--- Begin Stored records ---
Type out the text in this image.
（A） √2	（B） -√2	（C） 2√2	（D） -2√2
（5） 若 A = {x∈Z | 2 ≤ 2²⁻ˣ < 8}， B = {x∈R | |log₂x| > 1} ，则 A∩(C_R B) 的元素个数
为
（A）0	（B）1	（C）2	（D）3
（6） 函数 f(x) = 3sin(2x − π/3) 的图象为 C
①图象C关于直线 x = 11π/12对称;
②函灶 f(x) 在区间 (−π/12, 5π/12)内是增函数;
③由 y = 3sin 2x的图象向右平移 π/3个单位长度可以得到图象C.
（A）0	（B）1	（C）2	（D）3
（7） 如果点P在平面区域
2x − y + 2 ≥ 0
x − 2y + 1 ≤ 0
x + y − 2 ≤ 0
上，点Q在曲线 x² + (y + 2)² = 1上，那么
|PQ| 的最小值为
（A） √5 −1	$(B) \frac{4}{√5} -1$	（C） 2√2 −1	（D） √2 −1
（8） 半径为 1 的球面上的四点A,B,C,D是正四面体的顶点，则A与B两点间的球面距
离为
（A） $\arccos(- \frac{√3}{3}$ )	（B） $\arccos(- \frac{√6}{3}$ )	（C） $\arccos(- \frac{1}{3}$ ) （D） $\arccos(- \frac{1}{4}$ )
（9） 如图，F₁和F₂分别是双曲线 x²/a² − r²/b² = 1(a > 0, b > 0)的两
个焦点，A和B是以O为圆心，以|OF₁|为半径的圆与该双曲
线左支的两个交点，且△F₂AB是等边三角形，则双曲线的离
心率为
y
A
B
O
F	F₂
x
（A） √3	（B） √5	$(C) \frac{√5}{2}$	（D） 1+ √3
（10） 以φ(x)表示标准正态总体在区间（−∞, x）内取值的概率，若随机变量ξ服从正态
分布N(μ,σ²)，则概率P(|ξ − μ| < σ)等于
--- End Stored records ---
> [Set exercise] Search the data for the string "frac" and copy each line where it appears.

> [Problem solution]
（A） √5 −1	$(B) \frac{4}{√5} -1$	（C） 2√2 −1	（D） √2 −1
（A） $\arccos(- \frac{√3}{3}$ )	（B） $\arccos(- \frac{√6}{3}$ )	（C） $\arccos(- \frac{1}{3}$ ) （D） $\arccos(- \frac{1}{4}$ )
（A） √3	（B） √5	$(C) \frac{√5}{2}$	（D） 1+ √3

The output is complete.